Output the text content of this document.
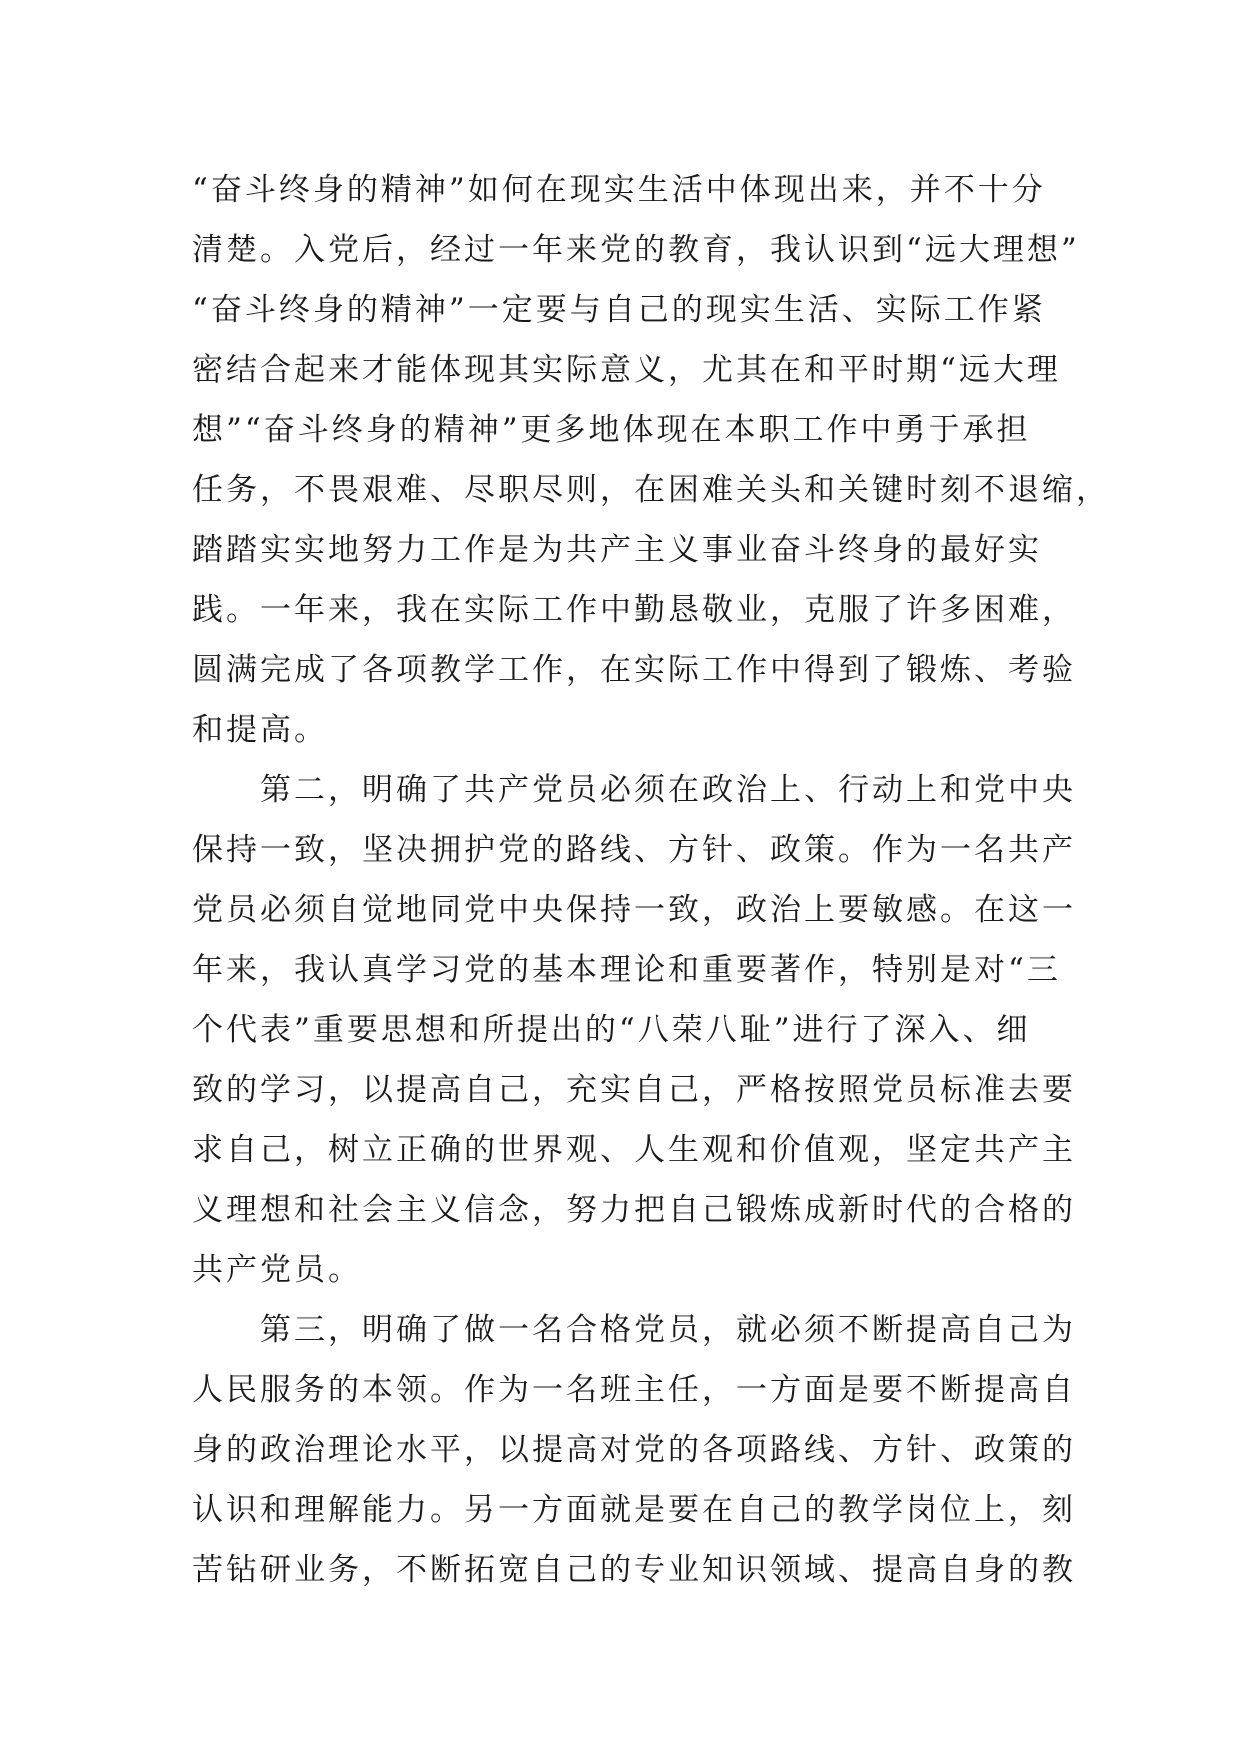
“奋斗终身的精神”如何在现实生活中体现出来，并不十分
清楚。入党后，经过一年来党的教育，我认识到“远大理想”
“奋斗终身的精神”一定要与自己的现实生活、实际工作紧
密结合起来才能体现其实际意义，尤其在和平时期“远大理
想”“奋斗终身的精神”更多地体现在本职工作中勇于承担
任务，不畏艰难、尽职尽则，在困难关头和关键时刻不退缩，
踏踏实实地努力工作是为共产主义事业奋斗终身的最好实
践。一年来，我在实际工作中勤恳敬业，克服了许多困难，
圆满完成了各项教学工作，在实际工作中得到了锻炼、考验
和提高。
　　第二，明确了共产党员必须在政治上、行动上和党中央
保持一致，坚决拥护党的路线、方针、政策。作为一名共产
党员必须自觉地同党中央保持一致，政治上要敏感。在这一
年来，我认真学习党的基本理论和重要著作，特别是对“三
个代表”重要思想和所提出的“八荣八耻”进行了深入、细
致的学习，以提高自己，充实自己，严格按照党员标准去要
求自己，树立正确的世界观、人生观和价值观，坚定共产主
义理想和社会主义信念，努力把自己锻炼成新时代的合格的
共产党员。
　　第三，明确了做一名合格党员，就必须不断提高自己为
人民服务的本领。作为一名班主任，一方面是要不断提高自
身的政治理论水平，以提高对党的各项路线、方针、政策的
认识和理解能力。另一方面就是要在自己的教学岗位上，刻
苦钻研业务，不断拓宽自己的专业知识领域、提高自身的教
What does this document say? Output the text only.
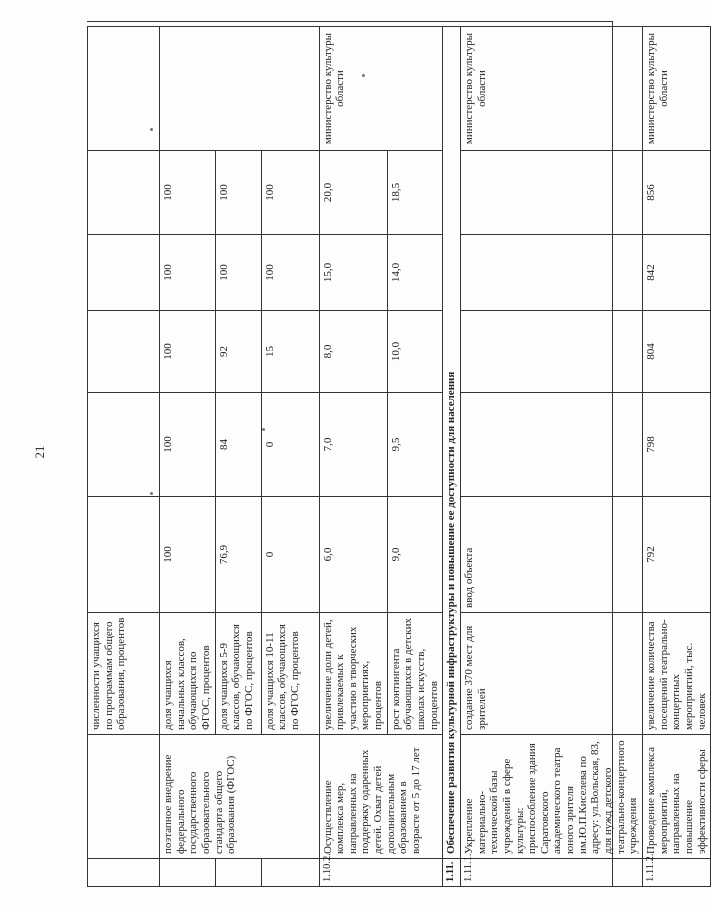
21
		численности учащихся по программам общего образования, процентов						
	поэтапное внедрение федерального государственного образовательного стандарта общего образования (ФГОС)	доля учащихся начальных классов, обучающихся по ФГОС, процентов	100	100	100	100	100	
		доля учащихся 5-9 классов, обучающихся по ФГОС, процентов	76,9	84	92	100	100	
		доля учащихся 10-11 классов, обучающихся по ФГОС, процентов	0	0	15	100	100	
1.10.2.	Осуществление комплекса мер, направленных на поддержку одаренных детей. Охват детей дополнительным образованием в возрасте от 5 до 17 лет	увеличение доли детей, привлекаемых к участию в творческих мероприятиях, процентов	6,0	7,0	8,0	15,0	20,0	министерство культуры области
		рост контингента обучающихся в детских школах искусств, процентов	9,0	9,5	10,0	14,0	18,5	
1.11.	Обеспечение развития культурной инфраструктуры и повышение ее доступности для населения							
1.11.1.	Укрепление материально-технической базы учреждений в сфере культуры: приспособление здания Саратовского академического театра юного зрителя им.Ю.П.Киселева по адресу: ул.Вольская, 83, для нужд детского театрально-концертного учреждения	создание 370 мест для зрителей	ввод объекта					министерство культуры области
1.11.2.	Проведение комплекса мероприятий, направленных на повышение эффективности сферы	увеличение количества посещений театрально-концертных мероприятий, тыс. человек	792	798	804	842	856	министерство культуры области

**DIRECTIVE**
Say, as a bare number, how many lines in the entries above include the string "комплекса".

**IN RESPONSE**
2